PASSAGE:
*****
22. "Renewal" means the process by which a permit is reissued at the end of its term.
23. "Research and development operations" means activities in a laboratory or pilot plant directed toward:
a. The discovery of facts, scientific principles, reactions or substances; or,
b. The structuring or establishment of methods of manufacture or of specific designs of saleable substances, devices or procedures, based upon previously discovered facts, scientific principles, reactions or substances.
c. Development shall not include production for sale of established products through established processes; nor shall it include production for distribution through market testing channels.
24. "Responsible official" means one of the following:
a. For a corporation: a president, secretary, treasurer, or vice-president of the corporation in charge of a principal business function, or any other person who performs similar policy or decision-making functions for the corporation, or a duly authorized representative of such person if the representative is responsible for the overall operation of one or more manufacturing, production, or operating facilities applying for or subject to a permit and either:
(1) The facilities employ more than two hundred fifty (250) persons or have gross annual sales or expenditures exceeding twenty-five (25) million dollars (in second quarter 1980 dollars); or
(2) The delegation of authority to such representative is approved in advance by the Office of Air Resources;
b. For a partnership or sole proprietorship: a general partner or the proprietor, respectively;
c. For a municipality, State, Federal, or other public agency: either a principal executive officer or ranking elected official. For the purposes of this regulation, a principal executive officer of a Federal agency includes the chief executive officer having responsibility for the overall operations of a principal geographic unit of the agency (e.g., a Regional Administrator of EPA); or
d. For affected sources:
(1) The designated representative in so far as actions, standards, requirements, or prohibitions under 42 U.S.C. §§ 7651-7651o (CAA §§ 401-416) or the regulations promulgated thereunder are concerned; and
(2) The designated representative for any other purposes under 40 C.F.R. § 70 .
*****
DATA SECTION:
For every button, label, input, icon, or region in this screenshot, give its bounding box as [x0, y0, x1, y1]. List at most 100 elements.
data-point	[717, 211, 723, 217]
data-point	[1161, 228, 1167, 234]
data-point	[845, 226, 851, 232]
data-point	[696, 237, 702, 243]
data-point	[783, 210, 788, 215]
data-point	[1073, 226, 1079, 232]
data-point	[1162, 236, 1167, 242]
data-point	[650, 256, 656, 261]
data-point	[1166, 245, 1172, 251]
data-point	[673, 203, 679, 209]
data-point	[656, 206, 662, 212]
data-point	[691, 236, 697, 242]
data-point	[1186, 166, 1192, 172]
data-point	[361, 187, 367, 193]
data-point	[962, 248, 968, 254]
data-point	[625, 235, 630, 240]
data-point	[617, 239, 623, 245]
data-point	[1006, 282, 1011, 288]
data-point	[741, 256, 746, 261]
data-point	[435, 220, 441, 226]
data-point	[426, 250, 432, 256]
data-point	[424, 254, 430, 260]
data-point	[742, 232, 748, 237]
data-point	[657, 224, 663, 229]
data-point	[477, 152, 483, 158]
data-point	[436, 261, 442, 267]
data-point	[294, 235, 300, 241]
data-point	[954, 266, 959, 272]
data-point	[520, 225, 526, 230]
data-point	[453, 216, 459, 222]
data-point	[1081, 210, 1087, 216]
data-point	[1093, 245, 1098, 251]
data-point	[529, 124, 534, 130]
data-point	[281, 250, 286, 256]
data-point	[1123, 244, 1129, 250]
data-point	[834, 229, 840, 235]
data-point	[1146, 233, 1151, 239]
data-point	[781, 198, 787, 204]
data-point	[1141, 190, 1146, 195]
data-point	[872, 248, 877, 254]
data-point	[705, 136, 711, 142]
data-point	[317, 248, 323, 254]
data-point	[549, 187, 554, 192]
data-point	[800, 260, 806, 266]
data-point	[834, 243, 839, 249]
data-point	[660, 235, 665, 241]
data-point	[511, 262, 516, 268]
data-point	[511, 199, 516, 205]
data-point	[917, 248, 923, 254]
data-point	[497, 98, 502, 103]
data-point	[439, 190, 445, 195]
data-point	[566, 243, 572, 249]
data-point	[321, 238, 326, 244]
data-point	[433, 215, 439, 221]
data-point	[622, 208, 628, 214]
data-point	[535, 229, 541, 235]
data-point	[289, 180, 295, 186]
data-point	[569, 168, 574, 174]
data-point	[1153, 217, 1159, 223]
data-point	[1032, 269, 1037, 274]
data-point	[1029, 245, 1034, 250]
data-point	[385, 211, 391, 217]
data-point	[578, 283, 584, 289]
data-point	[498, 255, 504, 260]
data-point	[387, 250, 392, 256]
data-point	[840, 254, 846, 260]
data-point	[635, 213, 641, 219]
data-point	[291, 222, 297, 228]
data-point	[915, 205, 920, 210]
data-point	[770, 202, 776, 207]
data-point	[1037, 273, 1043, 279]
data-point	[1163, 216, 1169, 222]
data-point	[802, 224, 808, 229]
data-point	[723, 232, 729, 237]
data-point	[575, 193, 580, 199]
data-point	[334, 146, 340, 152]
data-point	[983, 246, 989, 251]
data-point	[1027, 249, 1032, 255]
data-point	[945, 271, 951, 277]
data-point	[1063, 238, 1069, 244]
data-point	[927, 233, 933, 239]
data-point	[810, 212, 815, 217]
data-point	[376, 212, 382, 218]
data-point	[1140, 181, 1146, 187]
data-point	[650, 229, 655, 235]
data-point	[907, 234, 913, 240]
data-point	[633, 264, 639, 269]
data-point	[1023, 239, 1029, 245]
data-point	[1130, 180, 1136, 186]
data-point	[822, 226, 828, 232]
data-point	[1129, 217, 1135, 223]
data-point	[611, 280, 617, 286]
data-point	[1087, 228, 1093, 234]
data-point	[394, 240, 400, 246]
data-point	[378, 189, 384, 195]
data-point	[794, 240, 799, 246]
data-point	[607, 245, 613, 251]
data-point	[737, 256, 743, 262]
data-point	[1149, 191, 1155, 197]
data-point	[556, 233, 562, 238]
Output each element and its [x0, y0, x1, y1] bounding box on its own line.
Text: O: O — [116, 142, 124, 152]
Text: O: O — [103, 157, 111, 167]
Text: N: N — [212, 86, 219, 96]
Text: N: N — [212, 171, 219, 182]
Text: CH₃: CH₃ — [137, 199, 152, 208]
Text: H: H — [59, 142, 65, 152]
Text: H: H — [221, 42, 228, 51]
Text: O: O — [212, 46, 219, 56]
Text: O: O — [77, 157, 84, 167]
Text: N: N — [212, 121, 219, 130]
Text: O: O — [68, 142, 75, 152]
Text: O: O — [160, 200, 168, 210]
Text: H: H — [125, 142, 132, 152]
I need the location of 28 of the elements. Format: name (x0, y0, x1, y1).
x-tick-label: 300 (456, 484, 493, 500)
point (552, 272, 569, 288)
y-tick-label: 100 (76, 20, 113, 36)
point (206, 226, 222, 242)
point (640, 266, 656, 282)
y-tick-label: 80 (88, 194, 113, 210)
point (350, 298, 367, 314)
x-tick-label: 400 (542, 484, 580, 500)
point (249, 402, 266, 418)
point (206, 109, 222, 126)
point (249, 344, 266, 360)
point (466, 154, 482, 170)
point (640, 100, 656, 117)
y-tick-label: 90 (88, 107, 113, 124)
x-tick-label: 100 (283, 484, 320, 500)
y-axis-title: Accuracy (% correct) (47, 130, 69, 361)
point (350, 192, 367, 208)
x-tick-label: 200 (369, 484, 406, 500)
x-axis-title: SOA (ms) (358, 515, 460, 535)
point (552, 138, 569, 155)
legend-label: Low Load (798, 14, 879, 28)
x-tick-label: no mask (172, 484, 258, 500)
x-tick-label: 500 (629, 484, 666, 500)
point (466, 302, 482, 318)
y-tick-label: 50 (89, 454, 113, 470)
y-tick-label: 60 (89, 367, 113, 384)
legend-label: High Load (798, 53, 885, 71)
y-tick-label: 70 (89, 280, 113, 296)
*****
TASK INSTRUCTIONS:
(1) Answer these questions using the definitions passage:
(a) What does "Renewal" mean?
(b) For the facilities condition, how many persons must the facilities employ more than?
(c) For a partnership, who is the responsible official?
(2) Print the part of the definitions passage that opens with the words containing "c. Development shall" and closes with "market testing channels.".
(3) List every corporate officer title that the definitions passage names as a possible responsible official for a corporation.
The rows were taken from a different source than the definitions passage.

ANSWERS TO THE EXERCISE:
(1)
(a) The process by which a permit is reissued at the end of its term.
(b) Two hundred fifty (250) persons.
(c) A general partner.

(2)
c. Development shall not include production for sale of established products through established processes; nor shall it include production for distribution through market testing channels.

(3) president, secretary, treasurer, vice-president